TASK DIRECTIONS >> Count each line below that has "JSON" anywhere in it. Answer with the total alone.

EXERCISE DATA >>
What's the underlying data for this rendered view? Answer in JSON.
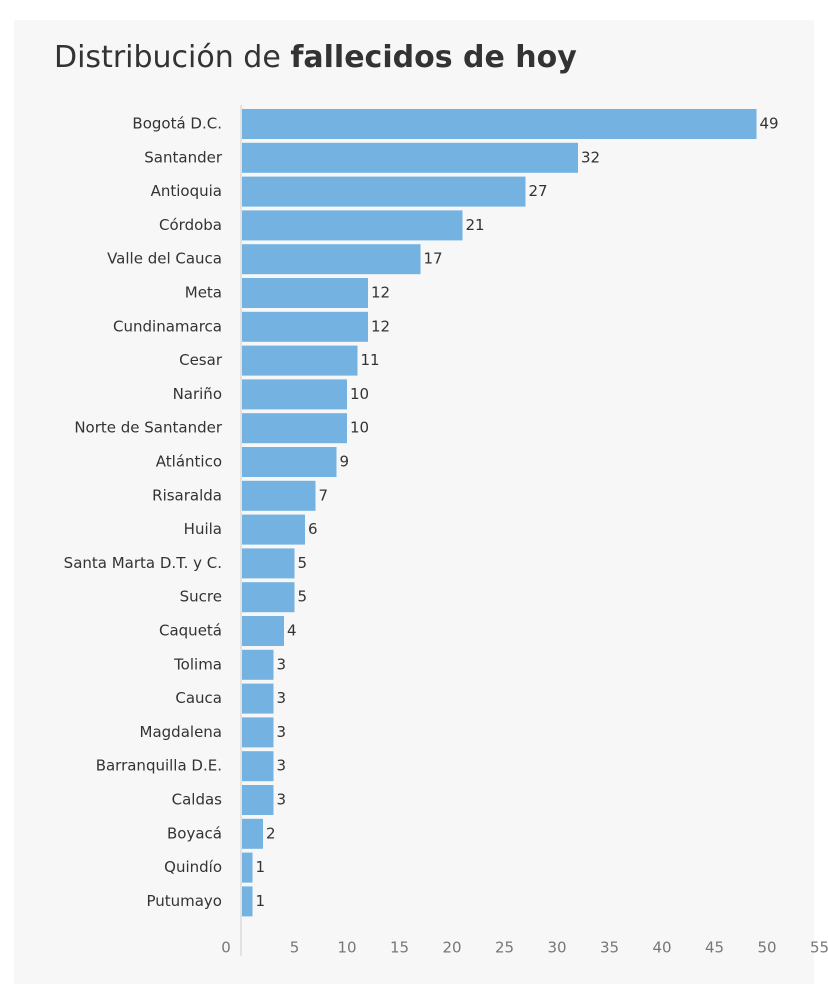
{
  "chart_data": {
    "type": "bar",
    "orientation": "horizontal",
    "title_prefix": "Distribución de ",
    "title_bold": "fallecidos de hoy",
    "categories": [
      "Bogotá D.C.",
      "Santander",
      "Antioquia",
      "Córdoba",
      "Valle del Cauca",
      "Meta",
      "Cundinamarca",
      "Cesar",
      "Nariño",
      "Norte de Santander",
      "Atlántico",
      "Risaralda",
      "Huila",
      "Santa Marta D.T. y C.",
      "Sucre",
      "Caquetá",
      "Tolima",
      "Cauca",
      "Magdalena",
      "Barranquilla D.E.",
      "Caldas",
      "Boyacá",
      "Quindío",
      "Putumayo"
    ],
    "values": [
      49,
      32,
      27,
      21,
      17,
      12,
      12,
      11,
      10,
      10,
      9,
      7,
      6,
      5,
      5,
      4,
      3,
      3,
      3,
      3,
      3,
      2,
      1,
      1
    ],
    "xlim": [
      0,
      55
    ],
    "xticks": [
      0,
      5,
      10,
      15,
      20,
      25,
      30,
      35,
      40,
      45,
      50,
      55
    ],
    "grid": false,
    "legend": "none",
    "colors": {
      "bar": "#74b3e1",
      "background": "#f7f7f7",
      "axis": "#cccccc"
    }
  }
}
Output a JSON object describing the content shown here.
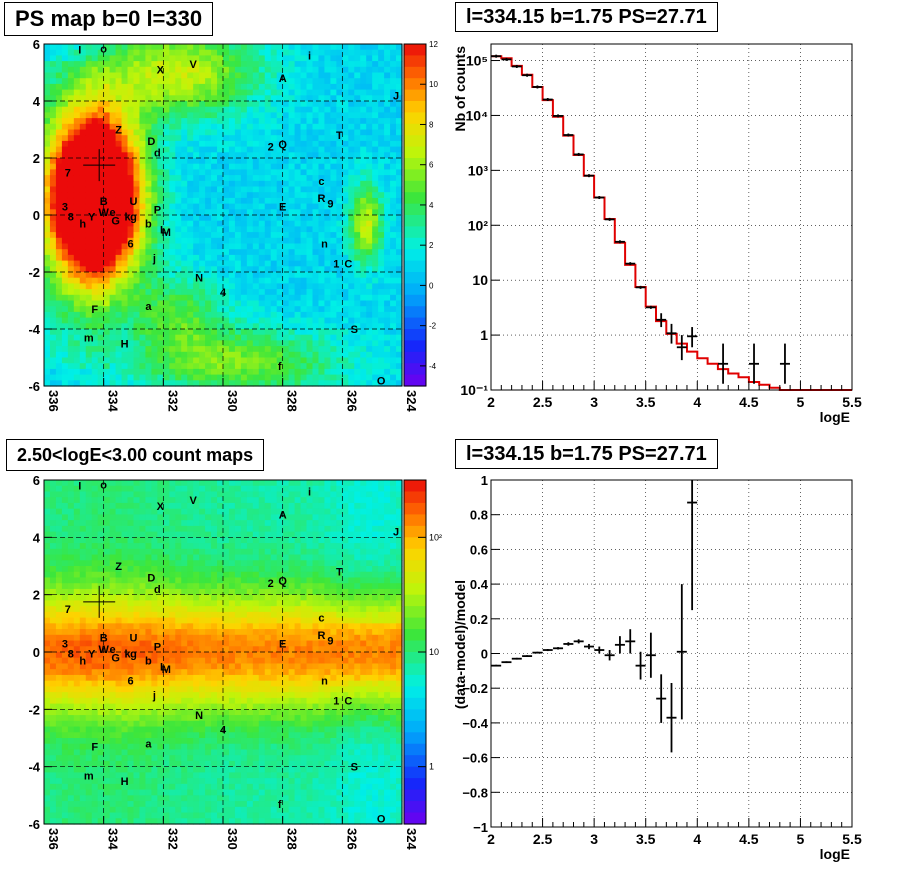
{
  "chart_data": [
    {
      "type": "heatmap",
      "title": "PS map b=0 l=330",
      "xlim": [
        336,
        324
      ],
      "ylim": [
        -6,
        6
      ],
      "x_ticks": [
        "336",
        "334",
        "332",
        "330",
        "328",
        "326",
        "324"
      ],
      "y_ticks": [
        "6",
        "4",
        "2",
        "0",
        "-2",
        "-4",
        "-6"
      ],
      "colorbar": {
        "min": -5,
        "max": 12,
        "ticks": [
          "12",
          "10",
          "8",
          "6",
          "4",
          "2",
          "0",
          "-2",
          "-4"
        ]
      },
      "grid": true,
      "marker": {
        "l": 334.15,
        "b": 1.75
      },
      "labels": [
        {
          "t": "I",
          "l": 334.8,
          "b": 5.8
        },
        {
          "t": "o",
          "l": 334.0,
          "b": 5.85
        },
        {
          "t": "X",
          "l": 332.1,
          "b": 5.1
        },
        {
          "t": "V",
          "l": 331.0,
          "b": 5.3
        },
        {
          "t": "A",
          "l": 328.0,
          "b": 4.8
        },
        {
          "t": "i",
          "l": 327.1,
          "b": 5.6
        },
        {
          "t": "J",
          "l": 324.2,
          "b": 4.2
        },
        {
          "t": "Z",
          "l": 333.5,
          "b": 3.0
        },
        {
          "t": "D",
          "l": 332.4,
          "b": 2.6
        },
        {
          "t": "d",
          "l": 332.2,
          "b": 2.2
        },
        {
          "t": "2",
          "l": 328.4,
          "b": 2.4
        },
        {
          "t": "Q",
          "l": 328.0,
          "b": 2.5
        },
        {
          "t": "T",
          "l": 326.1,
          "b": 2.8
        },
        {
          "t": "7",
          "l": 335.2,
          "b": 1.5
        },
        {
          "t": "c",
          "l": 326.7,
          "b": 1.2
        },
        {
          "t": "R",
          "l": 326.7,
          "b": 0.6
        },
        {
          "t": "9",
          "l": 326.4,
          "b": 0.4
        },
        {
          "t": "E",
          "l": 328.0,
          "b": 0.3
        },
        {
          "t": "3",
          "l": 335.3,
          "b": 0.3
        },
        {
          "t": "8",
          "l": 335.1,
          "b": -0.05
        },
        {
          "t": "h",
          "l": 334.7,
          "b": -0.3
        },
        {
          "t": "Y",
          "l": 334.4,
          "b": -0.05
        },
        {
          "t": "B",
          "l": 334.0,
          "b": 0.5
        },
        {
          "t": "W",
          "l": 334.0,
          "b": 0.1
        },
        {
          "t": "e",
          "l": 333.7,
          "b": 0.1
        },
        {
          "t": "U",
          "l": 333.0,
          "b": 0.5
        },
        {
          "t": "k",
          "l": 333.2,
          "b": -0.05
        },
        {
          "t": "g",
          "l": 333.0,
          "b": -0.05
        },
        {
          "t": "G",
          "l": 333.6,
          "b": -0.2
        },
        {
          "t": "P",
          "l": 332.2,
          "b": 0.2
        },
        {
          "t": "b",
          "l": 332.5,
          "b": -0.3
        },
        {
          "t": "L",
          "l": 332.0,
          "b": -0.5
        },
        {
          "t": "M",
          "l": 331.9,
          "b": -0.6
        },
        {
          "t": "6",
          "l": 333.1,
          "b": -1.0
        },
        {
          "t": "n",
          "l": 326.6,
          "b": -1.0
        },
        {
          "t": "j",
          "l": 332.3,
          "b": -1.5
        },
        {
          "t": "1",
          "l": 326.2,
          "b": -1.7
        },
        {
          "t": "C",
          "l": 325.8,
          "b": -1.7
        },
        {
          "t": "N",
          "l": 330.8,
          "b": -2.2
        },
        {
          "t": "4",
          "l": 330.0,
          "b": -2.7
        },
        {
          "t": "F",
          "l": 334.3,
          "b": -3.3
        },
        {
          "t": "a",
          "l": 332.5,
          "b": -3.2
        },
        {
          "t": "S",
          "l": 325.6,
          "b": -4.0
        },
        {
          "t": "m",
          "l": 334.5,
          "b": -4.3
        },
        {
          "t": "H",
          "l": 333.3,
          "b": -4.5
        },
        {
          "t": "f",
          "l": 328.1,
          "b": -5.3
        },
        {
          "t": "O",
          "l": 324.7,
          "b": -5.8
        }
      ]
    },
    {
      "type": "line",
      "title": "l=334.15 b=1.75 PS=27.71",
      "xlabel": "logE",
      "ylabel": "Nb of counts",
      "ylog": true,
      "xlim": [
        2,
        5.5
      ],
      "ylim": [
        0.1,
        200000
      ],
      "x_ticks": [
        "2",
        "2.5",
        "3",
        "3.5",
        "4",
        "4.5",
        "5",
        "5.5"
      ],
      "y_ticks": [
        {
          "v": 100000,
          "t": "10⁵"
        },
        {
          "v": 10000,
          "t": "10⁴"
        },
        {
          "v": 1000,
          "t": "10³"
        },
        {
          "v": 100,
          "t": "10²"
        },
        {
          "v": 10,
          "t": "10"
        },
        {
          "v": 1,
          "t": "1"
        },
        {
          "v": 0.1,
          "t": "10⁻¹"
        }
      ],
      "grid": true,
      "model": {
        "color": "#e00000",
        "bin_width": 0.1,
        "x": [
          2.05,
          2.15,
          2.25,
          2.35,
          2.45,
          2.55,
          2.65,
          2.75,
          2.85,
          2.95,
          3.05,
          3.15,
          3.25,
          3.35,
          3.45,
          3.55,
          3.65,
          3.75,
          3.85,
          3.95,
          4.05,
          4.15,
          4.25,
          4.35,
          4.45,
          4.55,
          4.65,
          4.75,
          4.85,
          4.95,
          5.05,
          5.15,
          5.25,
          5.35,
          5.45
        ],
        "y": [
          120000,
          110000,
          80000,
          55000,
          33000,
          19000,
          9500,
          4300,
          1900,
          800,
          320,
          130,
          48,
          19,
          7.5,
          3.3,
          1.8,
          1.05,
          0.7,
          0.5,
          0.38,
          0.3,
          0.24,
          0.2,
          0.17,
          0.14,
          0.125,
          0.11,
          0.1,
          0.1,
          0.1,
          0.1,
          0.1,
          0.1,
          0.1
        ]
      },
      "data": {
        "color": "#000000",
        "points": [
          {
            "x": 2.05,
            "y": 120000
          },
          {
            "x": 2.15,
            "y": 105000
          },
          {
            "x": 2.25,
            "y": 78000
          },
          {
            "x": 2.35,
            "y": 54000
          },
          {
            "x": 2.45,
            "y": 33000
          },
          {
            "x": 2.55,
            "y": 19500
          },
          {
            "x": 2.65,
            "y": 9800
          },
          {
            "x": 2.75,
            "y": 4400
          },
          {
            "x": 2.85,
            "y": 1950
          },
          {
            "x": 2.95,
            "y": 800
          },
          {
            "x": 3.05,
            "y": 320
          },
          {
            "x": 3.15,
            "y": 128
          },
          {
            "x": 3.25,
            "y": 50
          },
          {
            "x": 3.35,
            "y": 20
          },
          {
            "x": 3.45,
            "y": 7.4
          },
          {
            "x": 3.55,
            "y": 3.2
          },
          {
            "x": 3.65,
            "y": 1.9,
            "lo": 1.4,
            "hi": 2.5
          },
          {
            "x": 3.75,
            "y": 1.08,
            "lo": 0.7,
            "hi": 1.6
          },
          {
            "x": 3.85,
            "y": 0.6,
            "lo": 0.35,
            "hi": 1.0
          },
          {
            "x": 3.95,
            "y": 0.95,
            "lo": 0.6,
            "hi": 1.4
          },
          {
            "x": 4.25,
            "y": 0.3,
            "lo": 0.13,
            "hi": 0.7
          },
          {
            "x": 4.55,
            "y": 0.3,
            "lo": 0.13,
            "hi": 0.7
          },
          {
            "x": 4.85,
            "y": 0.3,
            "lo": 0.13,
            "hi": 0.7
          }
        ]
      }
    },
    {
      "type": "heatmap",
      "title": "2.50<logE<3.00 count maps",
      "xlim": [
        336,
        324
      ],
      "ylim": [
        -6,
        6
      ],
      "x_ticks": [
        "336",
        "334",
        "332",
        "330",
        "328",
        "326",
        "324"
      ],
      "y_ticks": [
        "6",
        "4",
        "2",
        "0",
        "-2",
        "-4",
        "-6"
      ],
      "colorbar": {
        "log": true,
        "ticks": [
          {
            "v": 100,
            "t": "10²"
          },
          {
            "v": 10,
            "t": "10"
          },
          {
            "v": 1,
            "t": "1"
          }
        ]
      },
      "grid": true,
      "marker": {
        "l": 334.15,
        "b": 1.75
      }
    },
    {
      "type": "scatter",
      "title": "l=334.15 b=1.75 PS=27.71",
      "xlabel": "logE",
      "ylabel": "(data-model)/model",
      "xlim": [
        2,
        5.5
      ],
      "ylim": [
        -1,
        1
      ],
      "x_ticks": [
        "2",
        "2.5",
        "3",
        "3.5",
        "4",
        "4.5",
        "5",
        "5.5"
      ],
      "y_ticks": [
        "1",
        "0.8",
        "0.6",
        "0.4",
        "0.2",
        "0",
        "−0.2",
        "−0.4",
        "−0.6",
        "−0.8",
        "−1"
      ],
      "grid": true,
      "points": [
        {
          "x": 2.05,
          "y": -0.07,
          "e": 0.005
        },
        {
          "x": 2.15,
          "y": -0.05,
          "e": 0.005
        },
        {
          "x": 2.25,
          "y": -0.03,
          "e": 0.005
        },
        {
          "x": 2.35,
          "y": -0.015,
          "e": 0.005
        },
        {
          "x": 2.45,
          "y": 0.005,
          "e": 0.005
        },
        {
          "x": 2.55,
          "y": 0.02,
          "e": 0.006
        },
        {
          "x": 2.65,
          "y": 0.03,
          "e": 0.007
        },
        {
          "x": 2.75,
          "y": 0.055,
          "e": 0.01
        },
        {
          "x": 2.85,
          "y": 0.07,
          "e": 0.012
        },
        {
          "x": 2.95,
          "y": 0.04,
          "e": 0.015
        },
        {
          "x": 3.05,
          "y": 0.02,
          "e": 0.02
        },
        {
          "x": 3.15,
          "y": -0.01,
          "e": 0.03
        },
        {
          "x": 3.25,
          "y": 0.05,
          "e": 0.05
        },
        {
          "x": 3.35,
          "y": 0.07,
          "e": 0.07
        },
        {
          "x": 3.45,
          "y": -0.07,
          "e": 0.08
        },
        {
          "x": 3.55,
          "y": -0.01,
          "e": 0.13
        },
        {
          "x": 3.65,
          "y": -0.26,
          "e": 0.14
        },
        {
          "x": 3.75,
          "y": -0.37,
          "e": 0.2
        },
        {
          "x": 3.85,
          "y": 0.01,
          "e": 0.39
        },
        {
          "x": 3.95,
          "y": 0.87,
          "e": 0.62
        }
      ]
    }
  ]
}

REPLY TO THE EXERCISE >> 2